■ What to produce ■
Pick out the lines below that contain the string "Desktop" and copy them all.

■ Stored records ■
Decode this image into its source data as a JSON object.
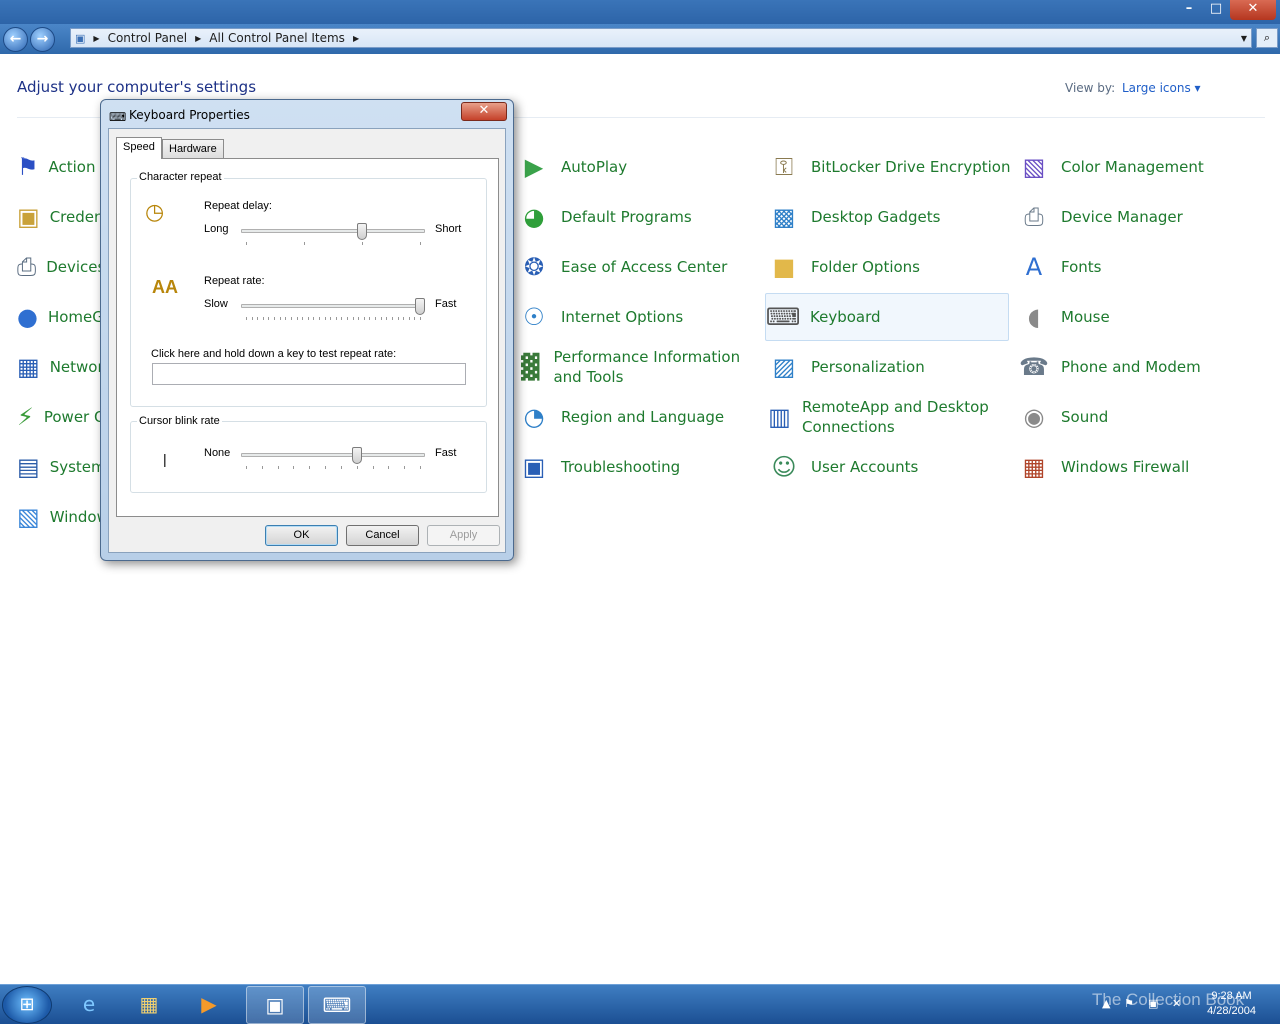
{
  "window": {
    "minimize": "–",
    "maximize": "□",
    "close": "✕"
  },
  "nav": {
    "back": "←",
    "forward": "→",
    "breadcrumb": [
      "Control Panel",
      "All Control Panel Items"
    ],
    "search_glyph": "⌕"
  },
  "header": {
    "title": "Adjust your computer's settings",
    "view_by_label": "View by:",
    "view_by_value": "Large icons ▾"
  },
  "items": [
    {
      "label": "Action Center",
      "icon": "⚑",
      "color": "#2b4fc4"
    },
    {
      "label": "Credential Manager",
      "icon": "▣",
      "color": "#c9a23a"
    },
    {
      "label": "Devices and Printers",
      "icon": "⎙",
      "color": "#5a6c80"
    },
    {
      "label": "HomeGroup",
      "icon": "●",
      "color": "#2f6fd1"
    },
    {
      "label": "Network and Sharing Center",
      "icon": "▦",
      "color": "#2a5fb5"
    },
    {
      "label": "Power Options",
      "icon": "⚡",
      "color": "#3a9b3a"
    },
    {
      "label": "System",
      "icon": "▤",
      "color": "#2b5ca8"
    },
    {
      "label": "Windows Update",
      "icon": "▧",
      "color": "#3a86d8"
    },
    {
      "label": "AutoPlay",
      "icon": "▶",
      "color": "#3aa24a"
    },
    {
      "label": "Default Programs",
      "icon": "◕",
      "color": "#2f9f3a"
    },
    {
      "label": "Ease of Access Center",
      "icon": "❂",
      "color": "#2a5fb5"
    },
    {
      "label": "Internet Options",
      "icon": "☉",
      "color": "#2f80c8"
    },
    {
      "label": "Performance Information and Tools",
      "icon": "▓",
      "color": "#3a7a3a"
    },
    {
      "label": "Region and Language",
      "icon": "◔",
      "color": "#2f80c8"
    },
    {
      "label": "Troubleshooting",
      "icon": "▣",
      "color": "#2a5fb5"
    },
    {
      "label": "BitLocker Drive Encryption",
      "icon": "⚿",
      "color": "#8a7a50"
    },
    {
      "label": "Desktop Gadgets",
      "icon": "▩",
      "color": "#2f80c8"
    },
    {
      "label": "Folder Options",
      "icon": "■",
      "color": "#e2b84a"
    },
    {
      "label": "Keyboard",
      "icon": "⌨",
      "color": "#555555"
    },
    {
      "label": "Personalization",
      "icon": "▨",
      "color": "#2f80c8"
    },
    {
      "label": "RemoteApp and Desktop Connections",
      "icon": "▥",
      "color": "#2a5fb5"
    },
    {
      "label": "User Accounts",
      "icon": "☺",
      "color": "#3a8a5a"
    },
    {
      "label": "Color Management",
      "icon": "▧",
      "color": "#6a4fc4"
    },
    {
      "label": "Device Manager",
      "icon": "⎙",
      "color": "#6a7a8a"
    },
    {
      "label": "Fonts",
      "icon": "A",
      "color": "#2f6fd1"
    },
    {
      "label": "Mouse",
      "icon": "◖",
      "color": "#8a8a8a"
    },
    {
      "label": "Phone and Modem",
      "icon": "☎",
      "color": "#6a7a8a"
    },
    {
      "label": "Sound",
      "icon": "◉",
      "color": "#8a8a8a"
    },
    {
      "label": "Windows Firewall",
      "icon": "▦",
      "color": "#b0452a"
    }
  ],
  "dialog": {
    "title": "Keyboard Properties",
    "close": "✕",
    "tabs": [
      "Speed",
      "Hardware"
    ],
    "char_repeat_group": "Character repeat",
    "repeat_delay_label": "Repeat delay:",
    "repeat_delay_min": "Long",
    "repeat_delay_max": "Short",
    "repeat_delay_value_fraction": 0.667,
    "repeat_rate_label": "Repeat rate:",
    "repeat_rate_min": "Slow",
    "repeat_rate_max": "Fast",
    "repeat_rate_value_fraction": 1.0,
    "test_label": "Click here and hold down a key to test repeat rate:",
    "test_value": "",
    "cursor_group": "Cursor blink rate",
    "cursor_min": "None",
    "cursor_max": "Fast",
    "cursor_value_fraction": 0.636,
    "cursor_glyph": "|",
    "ok": "OK",
    "cancel": "Cancel",
    "apply": "Apply"
  },
  "taskbar": {
    "start_glyph": "⊞",
    "watermark": "The Collection Book",
    "time": "9:28 AM",
    "date": "4/28/2004"
  }
}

■ Task result ■
      "label": "Desktop Gadgets",
      "label": "RemoteApp and Desktop Connections",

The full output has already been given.